● Short problem:
Determine which lines of the records include the word "باشد", and copy them.

● Dataset records:
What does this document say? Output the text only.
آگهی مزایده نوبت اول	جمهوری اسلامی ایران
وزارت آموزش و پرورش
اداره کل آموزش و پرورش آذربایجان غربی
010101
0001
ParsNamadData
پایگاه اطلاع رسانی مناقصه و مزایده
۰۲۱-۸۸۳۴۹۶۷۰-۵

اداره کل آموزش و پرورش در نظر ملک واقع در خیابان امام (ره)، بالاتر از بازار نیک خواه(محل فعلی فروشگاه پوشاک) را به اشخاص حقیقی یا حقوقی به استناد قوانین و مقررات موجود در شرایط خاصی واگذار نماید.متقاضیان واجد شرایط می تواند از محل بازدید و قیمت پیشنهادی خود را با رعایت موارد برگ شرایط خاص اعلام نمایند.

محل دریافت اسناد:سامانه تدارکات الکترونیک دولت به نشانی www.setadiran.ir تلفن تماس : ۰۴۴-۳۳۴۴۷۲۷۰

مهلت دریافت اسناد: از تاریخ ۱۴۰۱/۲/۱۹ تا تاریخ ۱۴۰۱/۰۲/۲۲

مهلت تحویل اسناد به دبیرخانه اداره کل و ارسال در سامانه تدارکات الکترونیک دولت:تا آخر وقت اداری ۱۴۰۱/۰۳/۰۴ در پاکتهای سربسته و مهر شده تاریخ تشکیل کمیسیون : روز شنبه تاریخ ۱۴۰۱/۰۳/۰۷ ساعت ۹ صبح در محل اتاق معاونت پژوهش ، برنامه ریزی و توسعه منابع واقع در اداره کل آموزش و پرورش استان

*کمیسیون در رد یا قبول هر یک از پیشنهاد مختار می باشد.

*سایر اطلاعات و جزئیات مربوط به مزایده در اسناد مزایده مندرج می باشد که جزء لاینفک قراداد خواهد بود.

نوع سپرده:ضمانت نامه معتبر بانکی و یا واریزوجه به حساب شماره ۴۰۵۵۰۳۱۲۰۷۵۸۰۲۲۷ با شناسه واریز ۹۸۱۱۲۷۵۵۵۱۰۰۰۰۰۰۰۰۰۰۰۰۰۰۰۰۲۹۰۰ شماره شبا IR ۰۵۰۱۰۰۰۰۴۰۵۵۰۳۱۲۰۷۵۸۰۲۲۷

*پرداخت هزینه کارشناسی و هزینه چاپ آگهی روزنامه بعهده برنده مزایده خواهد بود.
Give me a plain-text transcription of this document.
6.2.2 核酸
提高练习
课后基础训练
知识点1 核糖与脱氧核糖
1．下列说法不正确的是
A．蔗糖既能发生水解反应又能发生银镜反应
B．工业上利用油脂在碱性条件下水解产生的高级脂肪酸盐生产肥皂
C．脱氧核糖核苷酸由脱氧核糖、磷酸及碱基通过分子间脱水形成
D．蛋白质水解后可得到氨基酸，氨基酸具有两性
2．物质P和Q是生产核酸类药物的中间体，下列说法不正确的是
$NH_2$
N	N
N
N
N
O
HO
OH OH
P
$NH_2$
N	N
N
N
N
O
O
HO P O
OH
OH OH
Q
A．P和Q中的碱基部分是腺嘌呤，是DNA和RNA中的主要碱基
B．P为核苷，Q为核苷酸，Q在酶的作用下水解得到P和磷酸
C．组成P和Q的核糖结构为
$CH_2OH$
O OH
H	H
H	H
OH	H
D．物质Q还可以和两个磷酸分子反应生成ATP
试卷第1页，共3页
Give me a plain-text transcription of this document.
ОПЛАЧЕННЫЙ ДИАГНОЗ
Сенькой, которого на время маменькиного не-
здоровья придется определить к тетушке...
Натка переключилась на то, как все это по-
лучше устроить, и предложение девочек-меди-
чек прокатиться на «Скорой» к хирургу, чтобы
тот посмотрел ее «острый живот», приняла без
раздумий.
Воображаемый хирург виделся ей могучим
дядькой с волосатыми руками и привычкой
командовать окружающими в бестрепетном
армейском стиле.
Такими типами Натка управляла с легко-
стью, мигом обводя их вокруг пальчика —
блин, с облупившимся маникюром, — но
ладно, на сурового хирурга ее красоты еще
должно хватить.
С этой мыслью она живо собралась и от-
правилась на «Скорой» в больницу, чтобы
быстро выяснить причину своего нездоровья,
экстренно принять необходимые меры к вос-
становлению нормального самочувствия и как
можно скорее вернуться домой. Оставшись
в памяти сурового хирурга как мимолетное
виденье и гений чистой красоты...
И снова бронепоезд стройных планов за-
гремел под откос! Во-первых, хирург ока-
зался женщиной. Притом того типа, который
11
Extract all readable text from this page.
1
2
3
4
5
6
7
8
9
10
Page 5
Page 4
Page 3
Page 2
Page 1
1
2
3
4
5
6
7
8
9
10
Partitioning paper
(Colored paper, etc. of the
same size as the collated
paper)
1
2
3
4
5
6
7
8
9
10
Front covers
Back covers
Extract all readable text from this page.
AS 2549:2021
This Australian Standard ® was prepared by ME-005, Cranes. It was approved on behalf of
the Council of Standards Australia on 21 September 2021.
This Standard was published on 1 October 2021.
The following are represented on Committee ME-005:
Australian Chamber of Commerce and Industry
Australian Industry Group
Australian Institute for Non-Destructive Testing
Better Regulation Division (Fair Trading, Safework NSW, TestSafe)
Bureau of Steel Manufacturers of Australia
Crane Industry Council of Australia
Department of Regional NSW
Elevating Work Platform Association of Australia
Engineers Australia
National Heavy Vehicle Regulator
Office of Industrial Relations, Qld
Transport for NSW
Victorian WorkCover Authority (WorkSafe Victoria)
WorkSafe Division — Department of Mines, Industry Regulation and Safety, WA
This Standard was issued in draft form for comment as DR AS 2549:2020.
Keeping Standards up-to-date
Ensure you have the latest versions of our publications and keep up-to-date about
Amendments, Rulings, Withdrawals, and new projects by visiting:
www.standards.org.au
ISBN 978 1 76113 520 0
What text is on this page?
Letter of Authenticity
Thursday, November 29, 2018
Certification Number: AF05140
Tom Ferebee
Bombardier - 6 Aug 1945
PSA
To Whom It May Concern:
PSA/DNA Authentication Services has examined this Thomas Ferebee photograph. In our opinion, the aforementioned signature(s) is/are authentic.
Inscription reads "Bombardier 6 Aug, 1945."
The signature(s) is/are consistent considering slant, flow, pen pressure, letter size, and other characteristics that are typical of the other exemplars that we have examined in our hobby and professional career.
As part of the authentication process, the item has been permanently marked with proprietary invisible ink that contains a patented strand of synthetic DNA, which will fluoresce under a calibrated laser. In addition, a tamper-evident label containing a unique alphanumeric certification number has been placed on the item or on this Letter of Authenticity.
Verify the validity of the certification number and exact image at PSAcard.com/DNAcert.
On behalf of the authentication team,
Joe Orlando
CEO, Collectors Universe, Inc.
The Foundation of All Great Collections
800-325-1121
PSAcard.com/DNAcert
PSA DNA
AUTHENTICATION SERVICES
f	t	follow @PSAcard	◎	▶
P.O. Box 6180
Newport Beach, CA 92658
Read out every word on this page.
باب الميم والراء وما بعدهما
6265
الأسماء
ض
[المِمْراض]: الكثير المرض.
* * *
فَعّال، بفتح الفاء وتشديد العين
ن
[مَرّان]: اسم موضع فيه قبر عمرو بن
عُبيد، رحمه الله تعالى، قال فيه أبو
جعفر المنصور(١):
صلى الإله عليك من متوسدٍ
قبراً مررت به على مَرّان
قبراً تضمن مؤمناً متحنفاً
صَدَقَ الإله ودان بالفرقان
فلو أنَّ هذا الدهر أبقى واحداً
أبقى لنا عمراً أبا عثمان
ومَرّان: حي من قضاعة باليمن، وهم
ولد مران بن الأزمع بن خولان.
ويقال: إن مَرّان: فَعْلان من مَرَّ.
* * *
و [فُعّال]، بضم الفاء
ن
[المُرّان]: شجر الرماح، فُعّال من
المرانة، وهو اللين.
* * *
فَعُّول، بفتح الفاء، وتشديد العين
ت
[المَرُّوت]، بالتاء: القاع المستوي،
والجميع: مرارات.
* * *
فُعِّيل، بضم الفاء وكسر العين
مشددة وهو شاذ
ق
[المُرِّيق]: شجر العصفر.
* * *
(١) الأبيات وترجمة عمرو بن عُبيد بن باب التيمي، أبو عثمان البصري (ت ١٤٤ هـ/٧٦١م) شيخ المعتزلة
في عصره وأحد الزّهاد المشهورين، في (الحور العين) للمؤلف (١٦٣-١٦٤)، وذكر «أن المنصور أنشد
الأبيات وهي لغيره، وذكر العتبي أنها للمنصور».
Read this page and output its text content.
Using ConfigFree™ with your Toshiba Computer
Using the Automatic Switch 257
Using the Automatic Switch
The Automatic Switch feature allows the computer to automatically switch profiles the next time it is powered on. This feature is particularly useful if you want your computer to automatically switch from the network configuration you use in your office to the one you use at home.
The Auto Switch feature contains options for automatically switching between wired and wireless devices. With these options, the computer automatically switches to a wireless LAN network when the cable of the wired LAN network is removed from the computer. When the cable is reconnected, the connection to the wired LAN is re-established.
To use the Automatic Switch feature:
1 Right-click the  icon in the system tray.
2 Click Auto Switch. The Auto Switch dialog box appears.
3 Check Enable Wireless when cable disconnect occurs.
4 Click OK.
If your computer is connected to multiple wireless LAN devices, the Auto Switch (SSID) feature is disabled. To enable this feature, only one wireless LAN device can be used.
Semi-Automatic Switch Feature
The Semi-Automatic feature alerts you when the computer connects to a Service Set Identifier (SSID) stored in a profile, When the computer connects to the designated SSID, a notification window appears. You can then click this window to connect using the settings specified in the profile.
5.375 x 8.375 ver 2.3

● Finished answer:
*کمیسیون در رد یا قبول هر یک از پیشنهاد مختار می باشد.
*سایر اطلاعات و جزئیات مربوط به مزایده در اسناد مزایده مندرج می باشد که جزء لاینفک قراداد خواهد بود.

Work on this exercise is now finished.